__Written request__: Give the number of lines that hold the string "references". Nothing else is needed.

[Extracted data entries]

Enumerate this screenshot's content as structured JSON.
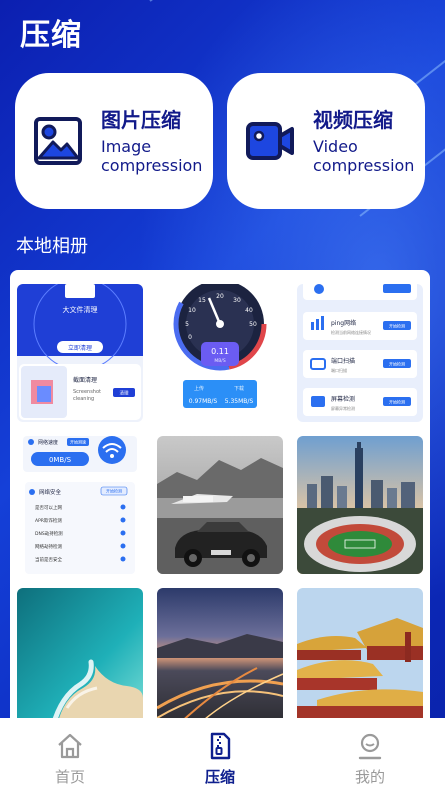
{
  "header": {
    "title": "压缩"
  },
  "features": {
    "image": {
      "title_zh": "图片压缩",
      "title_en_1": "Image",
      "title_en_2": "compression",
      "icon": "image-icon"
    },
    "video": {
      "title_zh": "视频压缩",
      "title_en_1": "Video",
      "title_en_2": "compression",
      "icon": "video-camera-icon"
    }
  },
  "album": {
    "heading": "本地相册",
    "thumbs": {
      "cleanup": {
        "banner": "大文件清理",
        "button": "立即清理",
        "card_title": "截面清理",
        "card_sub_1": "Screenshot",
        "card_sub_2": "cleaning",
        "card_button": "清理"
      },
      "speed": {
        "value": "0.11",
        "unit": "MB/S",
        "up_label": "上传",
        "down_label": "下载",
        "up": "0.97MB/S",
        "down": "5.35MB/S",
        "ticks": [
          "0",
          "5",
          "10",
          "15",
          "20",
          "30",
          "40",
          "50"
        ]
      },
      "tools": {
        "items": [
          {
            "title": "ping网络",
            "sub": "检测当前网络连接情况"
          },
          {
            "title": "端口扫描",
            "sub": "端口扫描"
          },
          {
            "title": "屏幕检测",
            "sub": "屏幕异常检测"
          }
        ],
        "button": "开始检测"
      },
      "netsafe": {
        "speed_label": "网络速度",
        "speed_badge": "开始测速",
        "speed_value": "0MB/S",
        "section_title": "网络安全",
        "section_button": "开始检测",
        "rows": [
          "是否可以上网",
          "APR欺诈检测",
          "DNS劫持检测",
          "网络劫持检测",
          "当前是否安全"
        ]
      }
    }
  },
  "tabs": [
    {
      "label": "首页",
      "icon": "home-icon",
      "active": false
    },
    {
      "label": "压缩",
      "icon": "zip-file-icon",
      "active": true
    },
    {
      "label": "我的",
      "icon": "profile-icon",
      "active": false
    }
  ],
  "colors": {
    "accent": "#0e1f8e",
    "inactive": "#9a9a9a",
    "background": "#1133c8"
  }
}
* * *
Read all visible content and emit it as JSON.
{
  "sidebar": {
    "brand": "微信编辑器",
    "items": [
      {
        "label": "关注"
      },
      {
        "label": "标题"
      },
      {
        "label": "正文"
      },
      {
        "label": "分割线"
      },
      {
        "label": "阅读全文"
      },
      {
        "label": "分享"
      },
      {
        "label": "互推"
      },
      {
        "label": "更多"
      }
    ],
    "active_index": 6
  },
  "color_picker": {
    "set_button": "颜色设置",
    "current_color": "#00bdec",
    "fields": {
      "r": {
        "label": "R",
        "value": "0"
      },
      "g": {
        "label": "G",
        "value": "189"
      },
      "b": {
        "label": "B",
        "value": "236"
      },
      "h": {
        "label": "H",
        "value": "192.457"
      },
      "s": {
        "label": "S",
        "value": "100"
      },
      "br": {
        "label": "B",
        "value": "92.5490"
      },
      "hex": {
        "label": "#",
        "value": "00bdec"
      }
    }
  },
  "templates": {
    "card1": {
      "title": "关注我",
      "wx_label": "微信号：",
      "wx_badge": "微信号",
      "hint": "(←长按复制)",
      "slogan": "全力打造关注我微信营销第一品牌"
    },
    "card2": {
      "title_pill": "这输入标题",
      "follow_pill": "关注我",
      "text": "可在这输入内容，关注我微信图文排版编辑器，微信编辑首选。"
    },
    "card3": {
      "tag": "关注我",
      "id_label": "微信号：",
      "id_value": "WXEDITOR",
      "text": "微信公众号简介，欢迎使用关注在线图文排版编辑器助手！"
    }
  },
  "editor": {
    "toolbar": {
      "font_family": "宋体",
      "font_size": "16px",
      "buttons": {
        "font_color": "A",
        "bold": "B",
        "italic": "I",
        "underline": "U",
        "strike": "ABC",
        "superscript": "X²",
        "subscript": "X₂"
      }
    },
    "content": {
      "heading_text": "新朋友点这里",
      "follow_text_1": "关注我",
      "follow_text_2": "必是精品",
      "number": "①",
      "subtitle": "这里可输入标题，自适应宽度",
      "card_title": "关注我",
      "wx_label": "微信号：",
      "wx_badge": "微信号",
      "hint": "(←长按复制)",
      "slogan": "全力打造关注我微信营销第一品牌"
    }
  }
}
---
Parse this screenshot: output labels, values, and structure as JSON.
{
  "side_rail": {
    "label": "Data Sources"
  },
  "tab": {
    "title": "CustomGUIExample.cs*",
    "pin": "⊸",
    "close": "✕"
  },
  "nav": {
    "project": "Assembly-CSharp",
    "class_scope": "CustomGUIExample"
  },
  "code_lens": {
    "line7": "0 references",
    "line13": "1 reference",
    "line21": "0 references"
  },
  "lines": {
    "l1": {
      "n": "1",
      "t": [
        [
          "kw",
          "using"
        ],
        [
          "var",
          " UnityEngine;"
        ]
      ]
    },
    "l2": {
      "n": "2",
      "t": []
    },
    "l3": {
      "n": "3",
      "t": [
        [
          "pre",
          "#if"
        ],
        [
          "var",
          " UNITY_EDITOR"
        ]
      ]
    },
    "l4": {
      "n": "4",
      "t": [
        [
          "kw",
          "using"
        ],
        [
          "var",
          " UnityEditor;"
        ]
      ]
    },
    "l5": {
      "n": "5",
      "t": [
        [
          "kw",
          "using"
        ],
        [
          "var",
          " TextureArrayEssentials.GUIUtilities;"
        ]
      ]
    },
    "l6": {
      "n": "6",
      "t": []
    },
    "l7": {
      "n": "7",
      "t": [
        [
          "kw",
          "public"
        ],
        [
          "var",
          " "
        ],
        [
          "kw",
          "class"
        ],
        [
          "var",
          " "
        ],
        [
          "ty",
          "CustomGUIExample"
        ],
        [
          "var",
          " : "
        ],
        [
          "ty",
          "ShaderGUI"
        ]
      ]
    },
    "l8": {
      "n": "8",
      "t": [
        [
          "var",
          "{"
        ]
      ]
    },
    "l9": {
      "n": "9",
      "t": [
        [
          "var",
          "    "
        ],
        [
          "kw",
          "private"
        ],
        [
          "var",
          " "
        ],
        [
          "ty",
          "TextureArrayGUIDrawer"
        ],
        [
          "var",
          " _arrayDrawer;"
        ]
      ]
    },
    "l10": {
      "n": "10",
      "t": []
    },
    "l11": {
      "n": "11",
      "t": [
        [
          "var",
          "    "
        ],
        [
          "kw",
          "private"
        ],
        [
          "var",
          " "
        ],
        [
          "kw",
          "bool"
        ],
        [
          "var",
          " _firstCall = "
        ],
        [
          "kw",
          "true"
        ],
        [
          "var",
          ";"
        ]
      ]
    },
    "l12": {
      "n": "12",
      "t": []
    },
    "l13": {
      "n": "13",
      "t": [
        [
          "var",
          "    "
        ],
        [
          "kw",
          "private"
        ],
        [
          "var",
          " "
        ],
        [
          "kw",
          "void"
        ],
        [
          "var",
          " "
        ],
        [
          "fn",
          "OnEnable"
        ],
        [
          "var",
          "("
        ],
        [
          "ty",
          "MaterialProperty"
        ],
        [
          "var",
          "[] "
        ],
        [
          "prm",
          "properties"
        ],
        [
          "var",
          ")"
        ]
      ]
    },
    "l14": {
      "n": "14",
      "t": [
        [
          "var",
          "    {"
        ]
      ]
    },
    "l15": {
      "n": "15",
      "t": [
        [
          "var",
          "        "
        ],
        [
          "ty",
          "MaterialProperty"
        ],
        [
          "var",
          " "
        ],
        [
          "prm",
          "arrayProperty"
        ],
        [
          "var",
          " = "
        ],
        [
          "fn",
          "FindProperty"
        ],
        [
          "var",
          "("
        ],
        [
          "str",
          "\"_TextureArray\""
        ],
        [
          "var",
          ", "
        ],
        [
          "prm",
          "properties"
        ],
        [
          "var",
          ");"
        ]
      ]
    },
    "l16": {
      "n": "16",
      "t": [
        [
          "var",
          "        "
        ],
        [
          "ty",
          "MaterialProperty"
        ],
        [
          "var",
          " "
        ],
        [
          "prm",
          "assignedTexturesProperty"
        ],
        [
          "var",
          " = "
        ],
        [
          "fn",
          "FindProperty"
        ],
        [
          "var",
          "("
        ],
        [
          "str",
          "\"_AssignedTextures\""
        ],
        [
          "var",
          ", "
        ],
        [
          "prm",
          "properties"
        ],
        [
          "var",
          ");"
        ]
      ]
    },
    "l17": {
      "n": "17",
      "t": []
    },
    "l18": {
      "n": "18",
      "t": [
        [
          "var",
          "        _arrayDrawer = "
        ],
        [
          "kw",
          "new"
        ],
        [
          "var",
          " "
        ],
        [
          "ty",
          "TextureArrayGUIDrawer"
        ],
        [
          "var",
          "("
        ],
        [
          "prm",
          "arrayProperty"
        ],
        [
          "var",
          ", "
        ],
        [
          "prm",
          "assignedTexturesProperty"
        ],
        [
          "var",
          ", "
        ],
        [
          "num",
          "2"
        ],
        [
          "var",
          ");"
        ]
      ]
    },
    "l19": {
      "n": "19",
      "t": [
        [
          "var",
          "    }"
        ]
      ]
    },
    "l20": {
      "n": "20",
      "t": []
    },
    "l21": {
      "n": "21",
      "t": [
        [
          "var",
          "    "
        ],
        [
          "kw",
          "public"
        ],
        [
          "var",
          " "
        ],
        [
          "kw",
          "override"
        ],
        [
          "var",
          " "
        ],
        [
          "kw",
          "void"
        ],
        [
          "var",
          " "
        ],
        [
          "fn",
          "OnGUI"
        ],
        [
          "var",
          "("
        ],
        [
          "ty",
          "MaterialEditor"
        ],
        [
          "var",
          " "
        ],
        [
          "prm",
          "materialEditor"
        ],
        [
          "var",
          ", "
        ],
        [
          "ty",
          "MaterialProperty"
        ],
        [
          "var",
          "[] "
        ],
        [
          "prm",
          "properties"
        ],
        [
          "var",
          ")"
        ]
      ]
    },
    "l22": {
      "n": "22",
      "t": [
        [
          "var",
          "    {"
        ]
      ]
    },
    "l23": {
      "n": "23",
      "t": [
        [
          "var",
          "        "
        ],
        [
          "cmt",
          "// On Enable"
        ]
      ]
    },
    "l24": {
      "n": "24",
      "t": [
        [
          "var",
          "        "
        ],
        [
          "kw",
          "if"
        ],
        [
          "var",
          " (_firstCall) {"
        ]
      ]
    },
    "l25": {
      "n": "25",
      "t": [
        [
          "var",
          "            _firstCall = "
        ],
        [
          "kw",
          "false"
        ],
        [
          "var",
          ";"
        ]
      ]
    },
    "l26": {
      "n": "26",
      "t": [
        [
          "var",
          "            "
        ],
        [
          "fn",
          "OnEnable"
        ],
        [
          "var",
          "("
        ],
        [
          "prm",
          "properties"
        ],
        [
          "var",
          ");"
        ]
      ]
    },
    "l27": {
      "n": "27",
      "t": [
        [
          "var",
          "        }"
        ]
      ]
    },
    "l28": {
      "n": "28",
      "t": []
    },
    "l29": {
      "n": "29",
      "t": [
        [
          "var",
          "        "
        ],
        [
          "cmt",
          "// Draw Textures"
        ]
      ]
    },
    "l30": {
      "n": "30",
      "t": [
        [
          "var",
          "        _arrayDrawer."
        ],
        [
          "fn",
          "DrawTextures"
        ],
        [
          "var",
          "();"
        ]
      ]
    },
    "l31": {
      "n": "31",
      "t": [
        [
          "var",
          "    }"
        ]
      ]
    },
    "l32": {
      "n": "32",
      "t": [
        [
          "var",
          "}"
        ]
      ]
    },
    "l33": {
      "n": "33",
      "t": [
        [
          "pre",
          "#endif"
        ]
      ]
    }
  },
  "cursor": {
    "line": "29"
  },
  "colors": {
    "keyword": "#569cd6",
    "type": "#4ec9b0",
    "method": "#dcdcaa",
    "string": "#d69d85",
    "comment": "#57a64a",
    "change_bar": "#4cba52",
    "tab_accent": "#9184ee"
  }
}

__Problem solution__: 2